REQUIRED WORK:
Filter these entries, keeping only lines that hold the word "endosc".

EXTRACTED RECORDS:
════════════════
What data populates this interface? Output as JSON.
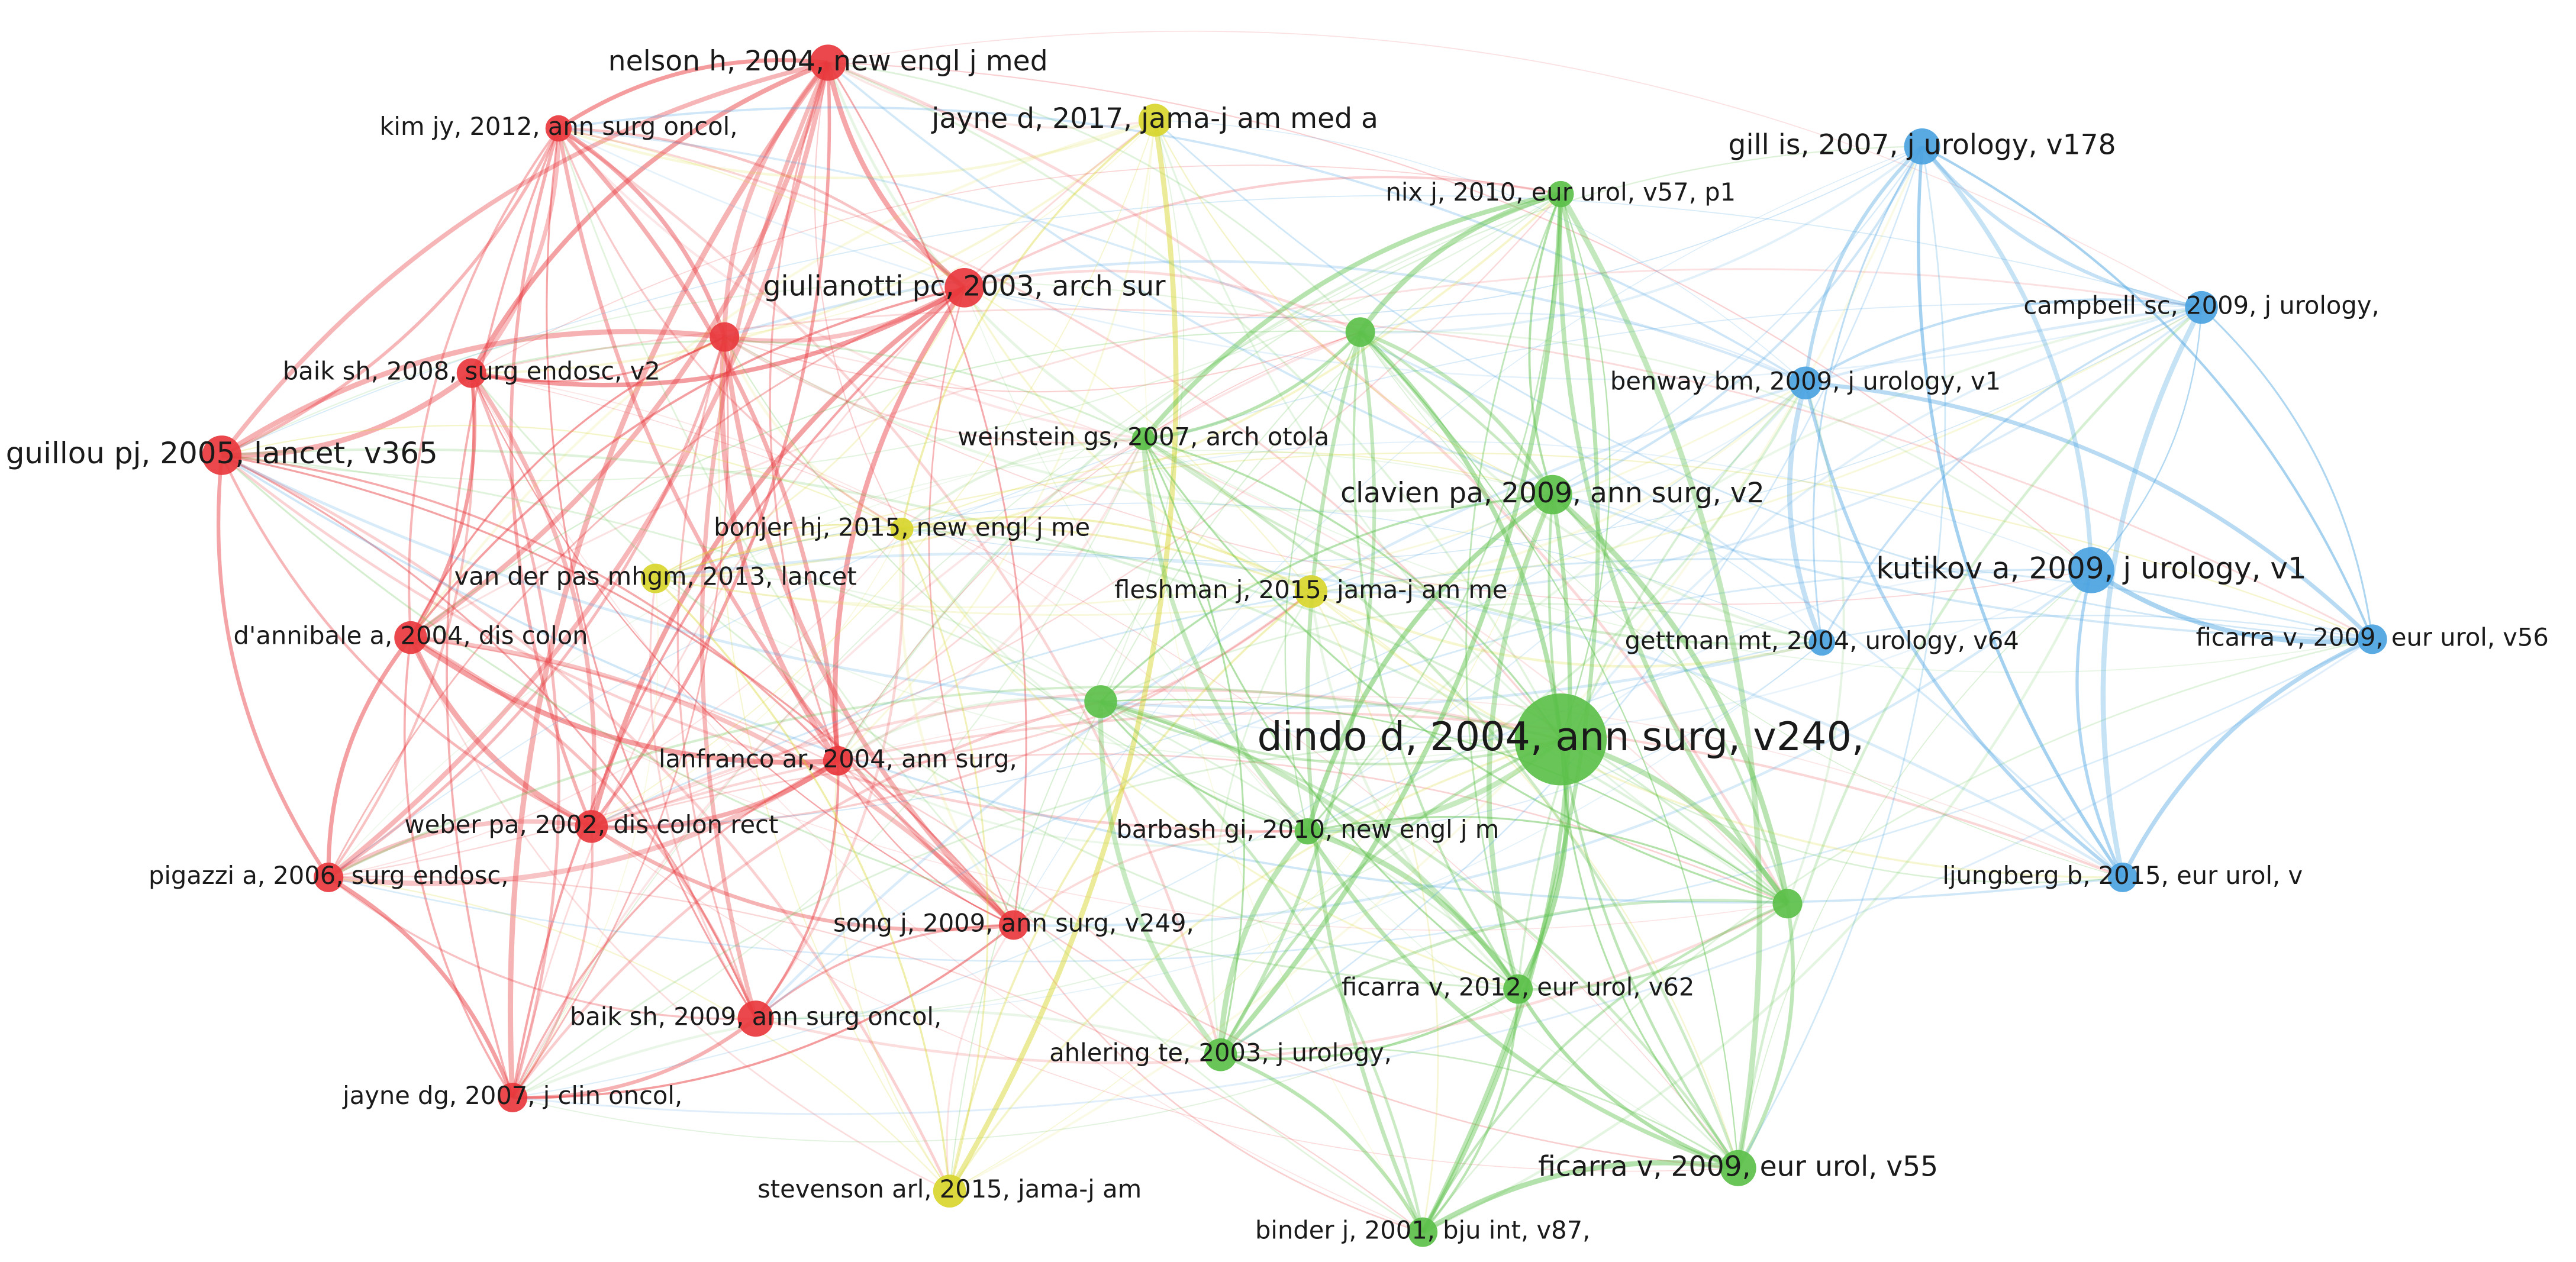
{
  "nodes": [
    {
      "label": "nelson h, 2004, new engl j med",
      "color": "#e8383d"
    },
    {
      "label": "kim jy, 2012, ann surg oncol,",
      "color": "#e8383d"
    },
    {
      "label": "giulianotti pc, 2003, arch sur",
      "color": "#e8383d"
    },
    {
      "color": "#e8383d"
    },
    {
      "label": "baik sh, 2008, surg endosc, v2",
      "color": "#e8383d"
    },
    {
      "label": "guillou pj, 2005, lancet, v365",
      "color": "#e8383d"
    },
    {
      "label": "d'annibale a, 2004, dis colon",
      "color": "#e8383d"
    },
    {
      "label": "lanfranco ar, 2004, ann surg,",
      "color": "#e8383d"
    },
    {
      "label": "weber pa, 2002, dis colon rect",
      "color": "#e8383d"
    },
    {
      "label": "pigazzi a, 2006, surg endosc,",
      "color": "#e8383d"
    },
    {
      "label": "song j, 2009, ann surg, v249,",
      "color": "#e8383d"
    },
    {
      "label": "baik sh, 2009, ann surg oncol,",
      "color": "#e8383d"
    },
    {
      "label": "jayne dg, 2007, j clin oncol,",
      "color": "#e8383d"
    },
    {
      "label": "jayne d, 2017, jama-j am med a",
      "color": "#d8d62e"
    },
    {
      "label": "bonjer hj, 2015, new engl j me",
      "color": "#d8d62e"
    },
    {
      "label": "van der pas mhgm, 2013, lancet",
      "color": "#d8d62e"
    },
    {
      "label": "fleshman j, 2015, jama-j am me",
      "color": "#d8d62e"
    },
    {
      "label": "stevenson arl, 2015, jama-j am",
      "color": "#d8d62e"
    },
    {
      "label": "nix j, 2010, eur urol, v57, p1",
      "color": "#5cc04a"
    },
    {
      "color": "#5cc04a"
    },
    {
      "label": "weinstein gs, 2007, arch otola",
      "color": "#5cc04a"
    },
    {
      "label": "clavien pa, 2009, ann surg, v2",
      "color": "#5cc04a"
    },
    {
      "color": "#5cc04a"
    },
    {
      "label": "dindo d, 2004, ann surg, v240,",
      "color": "#5cc04a"
    },
    {
      "label": "barbash gi, 2010, new engl j m",
      "color": "#5cc04a"
    },
    {
      "color": "#5cc04a"
    },
    {
      "label": "ficarra v, 2012, eur urol, v62",
      "color": "#5cc04a"
    },
    {
      "label": "ahlering te, 2003, j urology,",
      "color": "#5cc04a"
    },
    {
      "label": "ficarra v, 2009, eur urol, v55",
      "color": "#5cc04a"
    },
    {
      "label": "binder j, 2001, bju int, v87,",
      "color": "#5cc04a"
    },
    {
      "label": "gill is, 2007, j urology, v178",
      "color": "#4ba3e1"
    },
    {
      "label": "campbell sc, 2009, j urology,",
      "color": "#4ba3e1"
    },
    {
      "label": "benway bm, 2009, j urology, v1",
      "color": "#4ba3e1"
    },
    {
      "label": "kutikov a, 2009, j urology, v1",
      "color": "#4ba3e1"
    },
    {
      "label": "gettman mt, 2004, urology, v64",
      "color": "#4ba3e1"
    },
    {
      "label": "ficarra v, 2009, eur urol, v56",
      "color": "#4ba3e1"
    },
    {
      "label": "ljungberg b, 2015, eur urol, v",
      "color": "#4ba3e1"
    }
  ]
}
════════════════
TASK RESPONSE:
      "label": "baik sh, 2008, surg endosc, v2",
      "label": "pigazzi a, 2006, surg endosc,",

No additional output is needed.